*WHAT THE TASK REQUIRES*.
Keep every line where the word "fővel" appears; drop the rest.

*SUPPLIED MATERIAL*.
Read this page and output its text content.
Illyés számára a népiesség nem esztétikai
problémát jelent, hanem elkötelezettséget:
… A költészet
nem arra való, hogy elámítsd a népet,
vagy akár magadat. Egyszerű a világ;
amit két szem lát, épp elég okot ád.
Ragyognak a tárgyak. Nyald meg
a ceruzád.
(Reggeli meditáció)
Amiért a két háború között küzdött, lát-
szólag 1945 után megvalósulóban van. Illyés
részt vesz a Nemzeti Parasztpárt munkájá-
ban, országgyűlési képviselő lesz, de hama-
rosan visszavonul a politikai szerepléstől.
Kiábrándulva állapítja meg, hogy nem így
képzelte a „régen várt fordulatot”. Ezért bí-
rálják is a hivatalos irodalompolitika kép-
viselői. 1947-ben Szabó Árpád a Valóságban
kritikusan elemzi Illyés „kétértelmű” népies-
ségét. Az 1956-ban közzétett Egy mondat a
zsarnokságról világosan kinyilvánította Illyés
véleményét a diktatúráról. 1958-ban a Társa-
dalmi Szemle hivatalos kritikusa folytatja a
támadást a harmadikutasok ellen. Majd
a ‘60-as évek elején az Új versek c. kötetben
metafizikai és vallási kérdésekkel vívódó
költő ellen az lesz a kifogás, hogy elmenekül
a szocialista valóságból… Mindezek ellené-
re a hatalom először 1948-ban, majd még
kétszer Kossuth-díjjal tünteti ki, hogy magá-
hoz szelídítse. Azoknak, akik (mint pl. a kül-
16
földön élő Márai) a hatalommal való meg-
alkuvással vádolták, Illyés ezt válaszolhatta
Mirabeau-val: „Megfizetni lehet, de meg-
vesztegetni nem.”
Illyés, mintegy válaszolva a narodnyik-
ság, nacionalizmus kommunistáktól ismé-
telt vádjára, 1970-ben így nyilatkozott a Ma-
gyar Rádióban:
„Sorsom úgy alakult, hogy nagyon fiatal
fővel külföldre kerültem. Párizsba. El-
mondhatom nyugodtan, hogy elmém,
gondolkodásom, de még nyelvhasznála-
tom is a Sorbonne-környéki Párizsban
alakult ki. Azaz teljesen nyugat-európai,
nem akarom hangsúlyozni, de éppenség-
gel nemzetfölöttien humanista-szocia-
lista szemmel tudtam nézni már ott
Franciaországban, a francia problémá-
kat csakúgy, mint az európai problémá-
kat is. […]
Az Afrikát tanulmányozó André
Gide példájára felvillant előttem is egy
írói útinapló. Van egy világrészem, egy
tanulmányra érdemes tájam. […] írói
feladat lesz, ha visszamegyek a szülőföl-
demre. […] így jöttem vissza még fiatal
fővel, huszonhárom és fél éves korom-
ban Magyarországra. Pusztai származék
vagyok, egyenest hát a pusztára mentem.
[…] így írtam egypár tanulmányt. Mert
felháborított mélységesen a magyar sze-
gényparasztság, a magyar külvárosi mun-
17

...

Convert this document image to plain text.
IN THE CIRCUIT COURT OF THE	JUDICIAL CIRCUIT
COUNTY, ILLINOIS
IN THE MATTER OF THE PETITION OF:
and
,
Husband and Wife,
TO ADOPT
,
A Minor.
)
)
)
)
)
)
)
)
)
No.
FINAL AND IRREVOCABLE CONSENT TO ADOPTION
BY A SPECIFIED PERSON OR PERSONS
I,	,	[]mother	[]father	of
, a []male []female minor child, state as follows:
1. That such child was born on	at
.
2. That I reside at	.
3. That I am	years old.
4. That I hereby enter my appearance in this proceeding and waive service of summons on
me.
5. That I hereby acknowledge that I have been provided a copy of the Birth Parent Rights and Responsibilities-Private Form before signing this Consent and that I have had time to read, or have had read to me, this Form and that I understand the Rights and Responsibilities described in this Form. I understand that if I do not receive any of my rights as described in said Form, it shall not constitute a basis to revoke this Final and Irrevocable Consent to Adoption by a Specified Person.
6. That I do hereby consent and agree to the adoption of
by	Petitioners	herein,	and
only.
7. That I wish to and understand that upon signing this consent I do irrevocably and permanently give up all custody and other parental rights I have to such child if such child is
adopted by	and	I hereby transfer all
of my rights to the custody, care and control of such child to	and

* * *

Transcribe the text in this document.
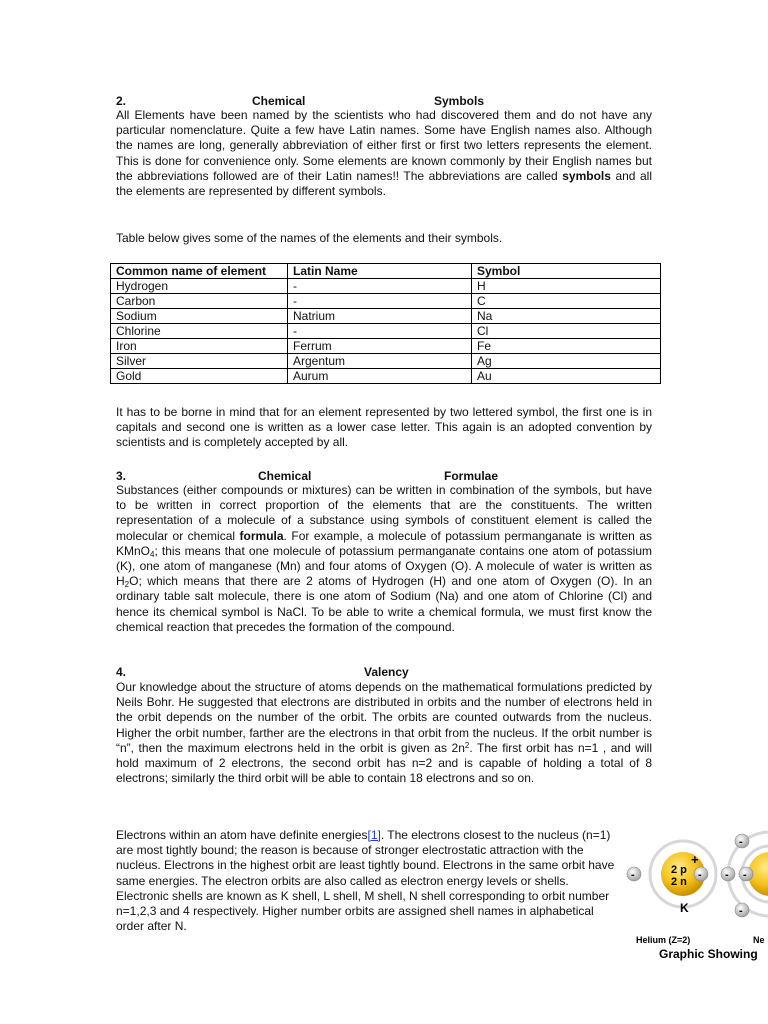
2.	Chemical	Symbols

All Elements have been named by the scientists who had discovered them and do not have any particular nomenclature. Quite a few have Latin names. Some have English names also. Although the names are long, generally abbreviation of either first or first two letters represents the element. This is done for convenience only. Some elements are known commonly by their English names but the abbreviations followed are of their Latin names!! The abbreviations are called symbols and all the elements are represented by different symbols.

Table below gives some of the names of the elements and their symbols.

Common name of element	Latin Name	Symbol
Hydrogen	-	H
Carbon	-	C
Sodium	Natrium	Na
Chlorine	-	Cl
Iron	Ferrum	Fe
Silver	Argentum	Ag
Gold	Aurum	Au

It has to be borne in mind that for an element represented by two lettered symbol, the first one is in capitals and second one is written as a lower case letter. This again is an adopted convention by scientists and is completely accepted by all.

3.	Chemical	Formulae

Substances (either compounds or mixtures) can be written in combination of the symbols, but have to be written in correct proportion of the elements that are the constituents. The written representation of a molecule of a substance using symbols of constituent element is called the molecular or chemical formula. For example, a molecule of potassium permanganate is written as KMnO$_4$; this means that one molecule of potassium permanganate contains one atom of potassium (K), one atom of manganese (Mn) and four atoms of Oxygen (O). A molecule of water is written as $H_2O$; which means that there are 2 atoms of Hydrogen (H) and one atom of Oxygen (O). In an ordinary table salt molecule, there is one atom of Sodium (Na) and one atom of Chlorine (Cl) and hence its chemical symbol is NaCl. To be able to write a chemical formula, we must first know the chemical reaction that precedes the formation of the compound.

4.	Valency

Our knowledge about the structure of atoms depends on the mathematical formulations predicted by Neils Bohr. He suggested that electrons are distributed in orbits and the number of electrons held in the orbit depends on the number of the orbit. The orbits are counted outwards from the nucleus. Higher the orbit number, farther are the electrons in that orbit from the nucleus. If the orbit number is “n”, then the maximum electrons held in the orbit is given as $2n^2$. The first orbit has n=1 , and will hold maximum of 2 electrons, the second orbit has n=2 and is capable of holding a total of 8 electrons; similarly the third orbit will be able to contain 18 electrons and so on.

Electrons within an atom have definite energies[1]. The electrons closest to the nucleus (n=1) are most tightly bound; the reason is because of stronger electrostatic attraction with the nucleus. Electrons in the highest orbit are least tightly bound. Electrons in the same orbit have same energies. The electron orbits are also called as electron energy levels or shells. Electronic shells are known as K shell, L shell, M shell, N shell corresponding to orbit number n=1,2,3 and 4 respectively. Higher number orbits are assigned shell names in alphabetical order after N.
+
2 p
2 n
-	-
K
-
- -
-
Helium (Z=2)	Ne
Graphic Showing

*FINISHED EXERCISE*.
fővel külföldre kerültem. Párizsba. El-
fővel, huszonhárom és fél éves korom-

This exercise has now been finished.